## WRITTEN INSTRUCTION
Give every line below again, exactly.

********************

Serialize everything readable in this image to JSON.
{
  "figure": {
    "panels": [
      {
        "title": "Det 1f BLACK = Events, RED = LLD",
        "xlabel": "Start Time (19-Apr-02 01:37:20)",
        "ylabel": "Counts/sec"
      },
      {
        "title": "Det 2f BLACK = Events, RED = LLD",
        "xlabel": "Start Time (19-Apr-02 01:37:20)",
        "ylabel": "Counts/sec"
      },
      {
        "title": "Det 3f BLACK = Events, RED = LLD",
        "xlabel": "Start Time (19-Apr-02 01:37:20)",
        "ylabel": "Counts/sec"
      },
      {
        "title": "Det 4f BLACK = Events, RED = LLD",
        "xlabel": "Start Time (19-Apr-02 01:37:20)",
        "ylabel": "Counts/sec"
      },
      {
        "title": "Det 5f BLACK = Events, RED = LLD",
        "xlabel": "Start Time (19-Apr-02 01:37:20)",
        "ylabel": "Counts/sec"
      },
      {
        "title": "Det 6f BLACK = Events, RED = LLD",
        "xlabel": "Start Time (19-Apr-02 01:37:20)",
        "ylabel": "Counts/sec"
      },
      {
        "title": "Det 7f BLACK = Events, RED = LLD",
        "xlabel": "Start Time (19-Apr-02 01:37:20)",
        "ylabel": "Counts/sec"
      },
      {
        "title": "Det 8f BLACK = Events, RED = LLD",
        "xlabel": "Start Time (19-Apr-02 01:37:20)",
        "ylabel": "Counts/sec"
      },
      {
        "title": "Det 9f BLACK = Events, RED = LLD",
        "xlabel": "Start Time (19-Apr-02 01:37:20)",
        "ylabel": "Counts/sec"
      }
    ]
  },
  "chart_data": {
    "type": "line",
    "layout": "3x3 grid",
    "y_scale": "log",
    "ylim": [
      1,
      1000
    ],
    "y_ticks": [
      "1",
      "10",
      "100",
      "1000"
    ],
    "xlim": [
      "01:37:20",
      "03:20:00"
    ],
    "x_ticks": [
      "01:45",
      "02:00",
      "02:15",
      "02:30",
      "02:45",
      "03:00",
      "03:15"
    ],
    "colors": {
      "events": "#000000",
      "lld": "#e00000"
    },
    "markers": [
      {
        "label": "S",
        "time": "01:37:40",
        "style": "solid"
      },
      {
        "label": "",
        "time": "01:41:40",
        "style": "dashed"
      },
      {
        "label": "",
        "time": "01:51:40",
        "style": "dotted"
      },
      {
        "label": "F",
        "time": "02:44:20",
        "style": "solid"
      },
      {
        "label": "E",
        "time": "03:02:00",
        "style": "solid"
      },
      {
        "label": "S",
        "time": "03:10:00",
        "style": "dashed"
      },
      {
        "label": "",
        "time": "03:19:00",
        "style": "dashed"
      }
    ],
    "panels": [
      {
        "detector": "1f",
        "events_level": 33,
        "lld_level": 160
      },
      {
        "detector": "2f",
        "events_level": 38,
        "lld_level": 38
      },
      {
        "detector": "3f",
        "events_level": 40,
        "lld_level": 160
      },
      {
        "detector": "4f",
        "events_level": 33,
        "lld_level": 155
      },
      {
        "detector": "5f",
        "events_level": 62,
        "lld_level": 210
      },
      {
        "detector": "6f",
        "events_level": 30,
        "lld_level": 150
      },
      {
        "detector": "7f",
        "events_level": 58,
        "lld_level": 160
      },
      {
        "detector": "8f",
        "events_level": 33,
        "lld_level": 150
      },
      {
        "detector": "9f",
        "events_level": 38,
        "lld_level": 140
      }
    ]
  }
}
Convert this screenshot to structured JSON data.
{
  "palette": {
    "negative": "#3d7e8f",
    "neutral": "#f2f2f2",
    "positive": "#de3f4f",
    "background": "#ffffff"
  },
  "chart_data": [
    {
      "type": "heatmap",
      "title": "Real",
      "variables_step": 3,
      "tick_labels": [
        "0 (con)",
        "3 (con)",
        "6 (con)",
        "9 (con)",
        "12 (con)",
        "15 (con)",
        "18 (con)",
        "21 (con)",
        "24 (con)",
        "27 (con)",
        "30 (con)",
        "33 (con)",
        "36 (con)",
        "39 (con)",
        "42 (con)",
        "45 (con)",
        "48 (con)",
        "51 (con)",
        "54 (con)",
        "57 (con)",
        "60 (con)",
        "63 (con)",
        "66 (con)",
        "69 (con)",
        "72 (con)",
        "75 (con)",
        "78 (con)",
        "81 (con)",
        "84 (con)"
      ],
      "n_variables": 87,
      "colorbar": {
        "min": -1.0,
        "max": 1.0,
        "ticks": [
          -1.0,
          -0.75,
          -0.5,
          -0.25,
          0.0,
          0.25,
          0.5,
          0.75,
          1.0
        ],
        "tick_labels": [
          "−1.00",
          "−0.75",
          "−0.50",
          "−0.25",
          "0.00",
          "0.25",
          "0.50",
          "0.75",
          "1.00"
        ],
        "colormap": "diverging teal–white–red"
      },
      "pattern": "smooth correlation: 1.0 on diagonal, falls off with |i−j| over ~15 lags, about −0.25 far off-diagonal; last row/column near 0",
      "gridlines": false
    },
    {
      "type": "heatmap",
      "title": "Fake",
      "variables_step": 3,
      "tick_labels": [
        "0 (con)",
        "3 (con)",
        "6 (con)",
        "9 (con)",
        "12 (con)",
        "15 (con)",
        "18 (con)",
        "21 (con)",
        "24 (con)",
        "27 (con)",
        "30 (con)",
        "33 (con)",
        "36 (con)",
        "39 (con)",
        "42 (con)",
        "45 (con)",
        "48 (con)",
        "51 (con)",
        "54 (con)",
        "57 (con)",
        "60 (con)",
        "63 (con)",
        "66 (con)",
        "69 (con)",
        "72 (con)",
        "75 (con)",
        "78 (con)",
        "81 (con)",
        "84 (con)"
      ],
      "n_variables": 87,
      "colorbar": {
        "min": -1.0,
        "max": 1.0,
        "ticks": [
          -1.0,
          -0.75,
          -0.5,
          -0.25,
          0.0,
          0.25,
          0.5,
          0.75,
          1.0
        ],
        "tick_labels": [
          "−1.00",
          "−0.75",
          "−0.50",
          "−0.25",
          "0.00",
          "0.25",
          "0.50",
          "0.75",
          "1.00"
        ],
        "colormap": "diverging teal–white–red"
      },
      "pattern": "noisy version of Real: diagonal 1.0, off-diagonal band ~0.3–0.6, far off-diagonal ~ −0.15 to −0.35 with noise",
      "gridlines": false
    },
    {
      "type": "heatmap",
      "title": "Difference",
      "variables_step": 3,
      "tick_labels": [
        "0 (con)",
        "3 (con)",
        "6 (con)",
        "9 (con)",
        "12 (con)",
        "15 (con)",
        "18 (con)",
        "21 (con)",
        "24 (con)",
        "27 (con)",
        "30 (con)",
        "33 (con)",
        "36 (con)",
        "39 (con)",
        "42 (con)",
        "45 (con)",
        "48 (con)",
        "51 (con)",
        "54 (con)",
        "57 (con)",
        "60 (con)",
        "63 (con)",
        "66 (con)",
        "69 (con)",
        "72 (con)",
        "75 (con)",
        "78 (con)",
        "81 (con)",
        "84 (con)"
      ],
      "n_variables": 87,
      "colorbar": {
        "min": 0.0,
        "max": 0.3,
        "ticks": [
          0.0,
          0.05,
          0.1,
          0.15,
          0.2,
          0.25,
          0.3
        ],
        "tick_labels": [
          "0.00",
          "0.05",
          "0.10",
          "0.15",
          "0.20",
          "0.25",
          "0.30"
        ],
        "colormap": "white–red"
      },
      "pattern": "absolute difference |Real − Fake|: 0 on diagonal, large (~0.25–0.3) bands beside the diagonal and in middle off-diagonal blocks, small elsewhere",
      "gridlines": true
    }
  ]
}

********************

## CORRECT OUTPUT
Serialize everything readable in this image to JSON.
{
  "figure": {
    "panels": [
      {
        "title": "Det 1f BLACK = Events, RED = LLD",
        "xlabel": "Start Time (19-Apr-02 01:37:20)",
        "ylabel": "Counts/sec"
      },
      {
        "title": "Det 2f BLACK = Events, RED = LLD",
        "xlabel": "Start Time (19-Apr-02 01:37:20)",
        "ylabel": "Counts/sec"
      },
      {
        "title": "Det 3f BLACK = Events, RED = LLD",
        "xlabel": "Start Time (19-Apr-02 01:37:20)",
        "ylabel": "Counts/sec"
      },
      {
        "title": "Det 4f BLACK = Events, RED = LLD",
        "xlabel": "Start Time (19-Apr-02 01:37:20)",
        "ylabel": "Counts/sec"
      },
      {
        "title": "Det 5f BLACK = Events, RED = LLD",
        "xlabel": "Start Time (19-Apr-02 01:37:20)",
        "ylabel": "Counts/sec"
      },
      {
        "title": "Det 6f BLACK = Events, RED = LLD",
        "xlabel": "Start Time (19-Apr-02 01:37:20)",
        "ylabel": "Counts/sec"
      },
      {
        "title": "Det 7f BLACK = Events, RED = LLD",
        "xlabel": "Start Time (19-Apr-02 01:37:20)",
        "ylabel": "Counts/sec"
      },
      {
        "title": "Det 8f BLACK = Events, RED = LLD",
        "xlabel": "Start Time (19-Apr-02 01:37:20)",
        "ylabel": "Counts/sec"
      },
      {
        "title": "Det 9f BLACK = Events, RED = LLD",
        "xlabel": "Start Time (19-Apr-02 01:37:20)",
        "ylabel": "Counts/sec"
      }
    ]
  },
  "chart_data": {
    "type": "line",
    "layout": "3x3 grid",
    "y_scale": "log",
    "ylim": [
      1,
      1000
    ],
    "y_ticks": [
      "1",
      "10",
      "100",
      "1000"
    ],
    "xlim": [
      "01:37:20",
      "03:20:00"
    ],
    "x_ticks": [
      "01:45",
      "02:00",
      "02:15",
      "02:30",
      "02:45",
      "03:00",
      "03:15"
    ],
    "colors": {
      "events": "#000000",
      "lld": "#e00000"
    },
    "markers": [
      {
        "label": "S",
        "time": "01:37:40",
        "style": "solid"
      },
      {
        "label": "",
        "time": "01:41:40",
        "style": "dashed"
      },
      {
        "label": "",
        "time": "01:51:40",
        "style": "dotted"
      },
      {
        "label": "F",
        "time": "02:44:20",
        "style": "solid"
      },
      {
        "label": "E",
        "time": "03:02:00",
        "style": "solid"
      },
      {
        "label": "S",
        "time": "03:10:00",
        "style": "dashed"
      },
      {
        "label": "",
        "time": "03:19:00",
        "style": "dashed"
      }
    ],
    "panels": [
      {
        "detector": "1f",
        "events_level": 33,
        "lld_level": 160
      },
      {
        "detector": "2f",
        "events_level": 38,
        "lld_level": 38
      },
      {
        "detector": "3f",
        "events_level": 40,
        "lld_level": 160
      },
      {
        "detector": "4f",
        "events_level": 33,
        "lld_level": 155
      },
      {
        "detector": "5f",
        "events_level": 62,
        "lld_level": 210
      },
      {
        "detector": "6f",
        "events_level": 30,
        "lld_level": 150
      },
      {
        "detector": "7f",
        "events_level": 58,
        "lld_level": 160
      },
      {
        "detector": "8f",
        "events_level": 33,
        "lld_level": 150
      },
      {
        "detector": "9f",
        "events_level": 38,
        "lld_level": 140
      }
    ]
  }
}
Convert this screenshot to structured JSON data.
{
  "palette": {
    "negative": "#3d7e8f",
    "neutral": "#f2f2f2",
    "positive": "#de3f4f",
    "background": "#ffffff"
  },
  "chart_data": [
    {
      "type": "heatmap",
      "title": "Real",
      "variables_step": 3,
      "tick_labels": [
        "0 (con)",
        "3 (con)",
        "6 (con)",
        "9 (con)",
        "12 (con)",
        "15 (con)",
        "18 (con)",
        "21 (con)",
        "24 (con)",
        "27 (con)",
        "30 (con)",
        "33 (con)",
        "36 (con)",
        "39 (con)",
        "42 (con)",
        "45 (con)",
        "48 (con)",
        "51 (con)",
        "54 (con)",
        "57 (con)",
        "60 (con)",
        "63 (con)",
        "66 (con)",
        "69 (con)",
        "72 (con)",
        "75 (con)",
        "78 (con)",
        "81 (con)",
        "84 (con)"
      ],
      "n_variables": 87,
      "colorbar": {
        "min": -1.0,
        "max": 1.0,
        "ticks": [
          -1.0,
          -0.75,
          -0.5,
          -0.25,
          0.0,
          0.25,
          0.5,
          0.75,
          1.0
        ],
        "tick_labels": [
          "−1.00",
          "−0.75",
          "−0.50",
          "−0.25",
          "0.00",
          "0.25",
          "0.50",
          "0.75",
          "1.00"
        ],
        "colormap": "diverging teal–white–red"
      },
      "pattern": "smooth correlation: 1.0 on diagonal, falls off with |i−j| over ~15 lags, about −0.25 far off-diagonal; last row/column near 0",
      "gridlines": false
    },
    {
      "type": "heatmap",
      "title": "Fake",
      "variables_step": 3,
      "tick_labels": [
        "0 (con)",
        "3 (con)",
        "6 (con)",
        "9 (con)",
        "12 (con)",
        "15 (con)",
        "18 (con)",
        "21 (con)",
        "24 (con)",
        "27 (con)",
        "30 (con)",
        "33 (con)",
        "36 (con)",
        "39 (con)",
        "42 (con)",
        "45 (con)",
        "48 (con)",
        "51 (con)",
        "54 (con)",
        "57 (con)",
        "60 (con)",
        "63 (con)",
        "66 (con)",
        "69 (con)",
        "72 (con)",
        "75 (con)",
        "78 (con)",
        "81 (con)",
        "84 (con)"
      ],
      "n_variables": 87,
      "colorbar": {
        "min": -1.0,
        "max": 1.0,
        "ticks": [
          -1.0,
          -0.75,
          -0.5,
          -0.25,
          0.0,
          0.25,
          0.5,
          0.75,
          1.0
        ],
        "tick_labels": [
          "−1.00",
          "−0.75",
          "−0.50",
          "−0.25",
          "0.00",
          "0.25",
          "0.50",
          "0.75",
          "1.00"
        ],
        "colormap": "diverging teal–white–red"
      },
      "pattern": "noisy version of Real: diagonal 1.0, off-diagonal band ~0.3–0.6, far off-diagonal ~ −0.15 to −0.35 with noise",
      "gridlines": false
    },
    {
      "type": "heatmap",
      "title": "Difference",
      "variables_step": 3,
      "tick_labels": [
        "0 (con)",
        "3 (con)",
        "6 (con)",
        "9 (con)",
        "12 (con)",
        "15 (con)",
        "18 (con)",
        "21 (con)",
        "24 (con)",
        "27 (con)",
        "30 (con)",
        "33 (con)",
        "36 (con)",
        "39 (con)",
        "42 (con)",
        "45 (con)",
        "48 (con)",
        "51 (con)",
        "54 (con)",
        "57 (con)",
        "60 (con)",
        "63 (con)",
        "66 (con)",
        "69 (con)",
        "72 (con)",
        "75 (con)",
        "78 (con)",
        "81 (con)",
        "84 (con)"
      ],
      "n_variables": 87,
      "colorbar": {
        "min": 0.0,
        "max": 0.3,
        "ticks": [
          0.0,
          0.05,
          0.1,
          0.15,
          0.2,
          0.25,
          0.3
        ],
        "tick_labels": [
          "0.00",
          "0.05",
          "0.10",
          "0.15",
          "0.20",
          "0.25",
          "0.30"
        ],
        "colormap": "white–red"
      },
      "pattern": "absolute difference |Real − Fake|: 0 on diagonal, large (~0.25–0.3) bands beside the diagonal and in middle off-diagonal blocks, small elsewhere",
      "gridlines": true
    }
  ]
}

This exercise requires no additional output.